| Supplied records |
· · · ·

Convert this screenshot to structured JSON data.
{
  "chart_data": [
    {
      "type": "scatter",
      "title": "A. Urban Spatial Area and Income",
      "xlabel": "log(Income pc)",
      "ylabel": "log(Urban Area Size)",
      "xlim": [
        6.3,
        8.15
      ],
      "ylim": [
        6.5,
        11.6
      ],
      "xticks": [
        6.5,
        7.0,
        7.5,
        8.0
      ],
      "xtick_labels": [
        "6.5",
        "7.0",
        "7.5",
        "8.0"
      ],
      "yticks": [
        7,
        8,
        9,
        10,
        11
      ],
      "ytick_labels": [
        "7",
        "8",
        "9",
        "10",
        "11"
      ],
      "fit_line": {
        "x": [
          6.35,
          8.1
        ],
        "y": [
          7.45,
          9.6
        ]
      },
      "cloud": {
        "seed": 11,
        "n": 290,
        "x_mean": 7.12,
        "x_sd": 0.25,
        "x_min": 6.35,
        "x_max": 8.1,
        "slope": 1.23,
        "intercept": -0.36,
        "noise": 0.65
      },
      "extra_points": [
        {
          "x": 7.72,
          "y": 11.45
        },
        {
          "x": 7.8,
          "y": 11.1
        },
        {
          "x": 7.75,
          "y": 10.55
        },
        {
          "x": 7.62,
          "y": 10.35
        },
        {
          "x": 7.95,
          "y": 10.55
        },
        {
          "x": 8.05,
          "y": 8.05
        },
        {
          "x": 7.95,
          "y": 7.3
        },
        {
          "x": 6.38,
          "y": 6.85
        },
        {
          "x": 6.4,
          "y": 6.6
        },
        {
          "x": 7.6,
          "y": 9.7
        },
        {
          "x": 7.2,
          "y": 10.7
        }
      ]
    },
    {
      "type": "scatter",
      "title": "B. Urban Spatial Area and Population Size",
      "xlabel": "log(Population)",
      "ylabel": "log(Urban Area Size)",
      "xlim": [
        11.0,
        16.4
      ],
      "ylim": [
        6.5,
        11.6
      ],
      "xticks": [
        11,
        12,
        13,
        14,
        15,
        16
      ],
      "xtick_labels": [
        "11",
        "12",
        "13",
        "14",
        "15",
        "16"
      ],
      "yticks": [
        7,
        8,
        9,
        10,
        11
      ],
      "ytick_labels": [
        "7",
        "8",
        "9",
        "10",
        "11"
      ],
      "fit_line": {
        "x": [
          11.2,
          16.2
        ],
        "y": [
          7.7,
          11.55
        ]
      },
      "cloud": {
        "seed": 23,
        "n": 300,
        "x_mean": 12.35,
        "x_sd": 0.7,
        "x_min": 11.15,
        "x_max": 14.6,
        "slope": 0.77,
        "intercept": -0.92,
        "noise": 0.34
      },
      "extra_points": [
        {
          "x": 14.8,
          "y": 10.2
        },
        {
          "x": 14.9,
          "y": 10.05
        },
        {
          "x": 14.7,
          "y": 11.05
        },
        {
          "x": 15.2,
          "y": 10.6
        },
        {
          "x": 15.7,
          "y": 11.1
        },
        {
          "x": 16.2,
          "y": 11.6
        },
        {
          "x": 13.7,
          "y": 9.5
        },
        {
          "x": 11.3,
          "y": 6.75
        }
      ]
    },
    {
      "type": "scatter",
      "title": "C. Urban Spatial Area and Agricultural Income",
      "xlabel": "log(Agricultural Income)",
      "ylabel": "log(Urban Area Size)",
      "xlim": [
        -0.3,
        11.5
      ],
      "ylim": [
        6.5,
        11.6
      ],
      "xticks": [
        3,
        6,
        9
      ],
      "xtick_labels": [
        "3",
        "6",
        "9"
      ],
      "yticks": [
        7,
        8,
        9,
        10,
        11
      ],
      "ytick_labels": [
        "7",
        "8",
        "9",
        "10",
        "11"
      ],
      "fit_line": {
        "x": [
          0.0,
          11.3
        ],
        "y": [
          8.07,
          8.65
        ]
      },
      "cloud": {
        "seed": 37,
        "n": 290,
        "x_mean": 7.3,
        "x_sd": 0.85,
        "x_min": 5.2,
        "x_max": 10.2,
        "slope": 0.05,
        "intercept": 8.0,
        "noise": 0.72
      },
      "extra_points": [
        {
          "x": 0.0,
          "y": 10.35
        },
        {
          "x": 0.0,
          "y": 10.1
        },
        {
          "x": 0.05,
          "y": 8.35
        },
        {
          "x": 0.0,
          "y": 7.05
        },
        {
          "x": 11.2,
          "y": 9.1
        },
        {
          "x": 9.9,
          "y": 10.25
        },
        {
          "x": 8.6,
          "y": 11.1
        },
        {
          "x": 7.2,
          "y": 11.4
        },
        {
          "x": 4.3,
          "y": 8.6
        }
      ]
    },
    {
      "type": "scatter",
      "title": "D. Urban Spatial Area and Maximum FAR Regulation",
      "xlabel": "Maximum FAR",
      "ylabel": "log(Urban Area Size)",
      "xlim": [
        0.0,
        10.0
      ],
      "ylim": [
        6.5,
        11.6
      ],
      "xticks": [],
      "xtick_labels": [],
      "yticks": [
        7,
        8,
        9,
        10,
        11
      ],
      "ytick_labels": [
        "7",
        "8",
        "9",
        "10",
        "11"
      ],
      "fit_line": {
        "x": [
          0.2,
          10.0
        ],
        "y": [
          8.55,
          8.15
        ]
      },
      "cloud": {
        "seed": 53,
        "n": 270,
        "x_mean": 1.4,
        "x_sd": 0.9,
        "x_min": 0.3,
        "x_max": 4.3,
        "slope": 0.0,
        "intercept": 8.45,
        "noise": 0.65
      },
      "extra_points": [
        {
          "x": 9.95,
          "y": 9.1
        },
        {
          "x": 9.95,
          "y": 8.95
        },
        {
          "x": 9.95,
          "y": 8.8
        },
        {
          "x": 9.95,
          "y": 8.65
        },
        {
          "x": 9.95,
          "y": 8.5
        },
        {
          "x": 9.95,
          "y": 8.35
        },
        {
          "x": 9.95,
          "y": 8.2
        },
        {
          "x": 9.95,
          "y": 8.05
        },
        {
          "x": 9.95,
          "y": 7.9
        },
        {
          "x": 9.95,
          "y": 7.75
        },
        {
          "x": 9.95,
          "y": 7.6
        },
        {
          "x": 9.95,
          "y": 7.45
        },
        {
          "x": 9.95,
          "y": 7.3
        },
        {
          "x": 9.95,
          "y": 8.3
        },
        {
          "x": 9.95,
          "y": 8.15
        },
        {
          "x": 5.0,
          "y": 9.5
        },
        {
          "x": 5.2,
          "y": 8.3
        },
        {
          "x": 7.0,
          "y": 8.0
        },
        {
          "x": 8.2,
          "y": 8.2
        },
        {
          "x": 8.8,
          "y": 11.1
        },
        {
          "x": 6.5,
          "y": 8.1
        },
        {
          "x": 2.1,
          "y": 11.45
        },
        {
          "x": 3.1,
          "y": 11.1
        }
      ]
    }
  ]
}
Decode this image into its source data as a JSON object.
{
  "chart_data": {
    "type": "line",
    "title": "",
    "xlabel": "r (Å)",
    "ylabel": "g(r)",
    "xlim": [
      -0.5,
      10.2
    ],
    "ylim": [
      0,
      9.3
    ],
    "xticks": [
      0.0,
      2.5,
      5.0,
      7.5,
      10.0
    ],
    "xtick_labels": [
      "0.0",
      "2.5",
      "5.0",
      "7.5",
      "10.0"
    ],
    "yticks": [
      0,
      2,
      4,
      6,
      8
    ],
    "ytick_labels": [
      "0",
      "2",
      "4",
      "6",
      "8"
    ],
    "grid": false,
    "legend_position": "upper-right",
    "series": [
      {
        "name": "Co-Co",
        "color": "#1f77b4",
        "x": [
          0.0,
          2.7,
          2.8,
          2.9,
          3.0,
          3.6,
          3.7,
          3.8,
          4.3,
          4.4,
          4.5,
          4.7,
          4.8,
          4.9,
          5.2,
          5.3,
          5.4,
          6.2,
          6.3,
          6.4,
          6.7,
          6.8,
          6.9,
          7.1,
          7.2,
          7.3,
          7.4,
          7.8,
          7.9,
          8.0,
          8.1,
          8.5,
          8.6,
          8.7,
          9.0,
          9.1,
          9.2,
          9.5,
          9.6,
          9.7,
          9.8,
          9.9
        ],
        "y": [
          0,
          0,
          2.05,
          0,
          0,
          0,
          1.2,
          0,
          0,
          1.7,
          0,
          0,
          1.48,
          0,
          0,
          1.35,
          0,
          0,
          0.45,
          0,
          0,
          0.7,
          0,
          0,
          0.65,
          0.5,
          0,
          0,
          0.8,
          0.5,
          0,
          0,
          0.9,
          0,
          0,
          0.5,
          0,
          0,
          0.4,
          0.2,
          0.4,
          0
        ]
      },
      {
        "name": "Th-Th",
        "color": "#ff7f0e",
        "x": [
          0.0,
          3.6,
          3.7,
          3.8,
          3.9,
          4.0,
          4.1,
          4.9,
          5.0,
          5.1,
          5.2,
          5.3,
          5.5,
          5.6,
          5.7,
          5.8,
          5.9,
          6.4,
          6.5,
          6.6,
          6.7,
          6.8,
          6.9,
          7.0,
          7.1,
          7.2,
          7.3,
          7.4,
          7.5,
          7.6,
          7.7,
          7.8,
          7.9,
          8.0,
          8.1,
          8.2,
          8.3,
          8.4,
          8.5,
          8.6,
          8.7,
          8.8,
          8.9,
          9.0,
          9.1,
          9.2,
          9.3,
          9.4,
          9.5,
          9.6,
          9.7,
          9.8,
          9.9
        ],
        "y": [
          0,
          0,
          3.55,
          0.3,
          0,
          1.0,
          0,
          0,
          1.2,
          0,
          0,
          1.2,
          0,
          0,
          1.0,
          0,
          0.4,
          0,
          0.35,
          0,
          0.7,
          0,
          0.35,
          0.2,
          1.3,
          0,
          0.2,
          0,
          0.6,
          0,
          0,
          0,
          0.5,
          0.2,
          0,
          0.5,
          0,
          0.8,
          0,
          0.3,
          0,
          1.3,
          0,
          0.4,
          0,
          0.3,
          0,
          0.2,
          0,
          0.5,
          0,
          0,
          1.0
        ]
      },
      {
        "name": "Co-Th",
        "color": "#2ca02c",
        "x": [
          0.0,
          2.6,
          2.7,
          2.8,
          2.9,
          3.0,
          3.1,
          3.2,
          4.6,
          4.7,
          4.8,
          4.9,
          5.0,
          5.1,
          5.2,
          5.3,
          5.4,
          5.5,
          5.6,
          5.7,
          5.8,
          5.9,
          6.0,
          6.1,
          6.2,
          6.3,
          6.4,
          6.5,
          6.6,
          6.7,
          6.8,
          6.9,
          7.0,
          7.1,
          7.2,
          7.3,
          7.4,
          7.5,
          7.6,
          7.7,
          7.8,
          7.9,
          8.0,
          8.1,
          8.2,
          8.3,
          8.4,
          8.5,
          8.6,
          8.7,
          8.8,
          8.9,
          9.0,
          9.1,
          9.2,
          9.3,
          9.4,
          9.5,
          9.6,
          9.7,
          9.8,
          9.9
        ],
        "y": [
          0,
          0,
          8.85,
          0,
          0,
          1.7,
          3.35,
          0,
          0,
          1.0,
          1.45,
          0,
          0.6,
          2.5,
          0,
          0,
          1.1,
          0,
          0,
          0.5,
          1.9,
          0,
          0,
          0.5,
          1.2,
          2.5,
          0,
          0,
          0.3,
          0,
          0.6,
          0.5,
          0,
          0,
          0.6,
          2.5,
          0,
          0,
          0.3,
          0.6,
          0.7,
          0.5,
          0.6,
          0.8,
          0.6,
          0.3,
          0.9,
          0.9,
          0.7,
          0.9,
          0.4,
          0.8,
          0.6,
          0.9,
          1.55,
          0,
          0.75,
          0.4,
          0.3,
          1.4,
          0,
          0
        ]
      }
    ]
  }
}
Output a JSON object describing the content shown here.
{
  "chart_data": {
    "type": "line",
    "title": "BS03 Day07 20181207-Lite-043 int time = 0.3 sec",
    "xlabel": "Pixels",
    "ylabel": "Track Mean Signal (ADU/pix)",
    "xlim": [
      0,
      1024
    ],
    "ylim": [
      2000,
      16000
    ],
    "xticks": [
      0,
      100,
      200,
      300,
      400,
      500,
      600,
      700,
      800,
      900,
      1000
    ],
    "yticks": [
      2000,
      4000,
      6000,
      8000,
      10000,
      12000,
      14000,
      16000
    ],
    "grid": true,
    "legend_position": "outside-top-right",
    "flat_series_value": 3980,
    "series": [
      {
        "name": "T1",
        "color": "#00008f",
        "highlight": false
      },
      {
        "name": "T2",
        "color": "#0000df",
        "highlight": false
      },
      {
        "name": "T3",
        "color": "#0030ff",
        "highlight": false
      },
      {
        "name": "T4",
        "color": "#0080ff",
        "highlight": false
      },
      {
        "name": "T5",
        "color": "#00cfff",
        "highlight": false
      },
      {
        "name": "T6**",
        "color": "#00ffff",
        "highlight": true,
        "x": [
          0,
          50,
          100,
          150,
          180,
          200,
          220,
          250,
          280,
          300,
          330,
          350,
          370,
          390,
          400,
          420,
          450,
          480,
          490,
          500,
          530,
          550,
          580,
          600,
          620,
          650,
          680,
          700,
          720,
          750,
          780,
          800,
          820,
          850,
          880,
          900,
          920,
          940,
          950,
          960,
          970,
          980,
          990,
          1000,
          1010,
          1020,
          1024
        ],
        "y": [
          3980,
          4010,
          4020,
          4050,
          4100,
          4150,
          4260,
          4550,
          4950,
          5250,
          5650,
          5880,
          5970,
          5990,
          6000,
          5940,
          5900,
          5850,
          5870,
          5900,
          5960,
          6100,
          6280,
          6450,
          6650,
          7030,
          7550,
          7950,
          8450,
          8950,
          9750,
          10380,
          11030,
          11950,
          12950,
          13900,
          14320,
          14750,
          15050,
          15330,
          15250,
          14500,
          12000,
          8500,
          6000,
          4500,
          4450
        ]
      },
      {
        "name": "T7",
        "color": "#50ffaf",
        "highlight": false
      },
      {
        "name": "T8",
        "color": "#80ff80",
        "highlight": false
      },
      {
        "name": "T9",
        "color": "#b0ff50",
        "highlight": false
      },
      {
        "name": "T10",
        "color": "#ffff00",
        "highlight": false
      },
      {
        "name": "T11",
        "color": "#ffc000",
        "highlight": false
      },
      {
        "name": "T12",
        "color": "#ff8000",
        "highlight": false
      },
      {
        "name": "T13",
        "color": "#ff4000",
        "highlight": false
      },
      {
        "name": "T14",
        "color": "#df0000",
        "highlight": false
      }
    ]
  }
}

· · · ·

| Task requirements |
Scan the records for the string "Income". Copy each line in which it appears.

| Finished exercise |
      "title": "A. Urban Spatial Area and Income",
      "xlabel": "log(Income pc)",
      "title": "C. Urban Spatial Area and Agricultural Income",
      "xlabel": "log(Agricultural Income)",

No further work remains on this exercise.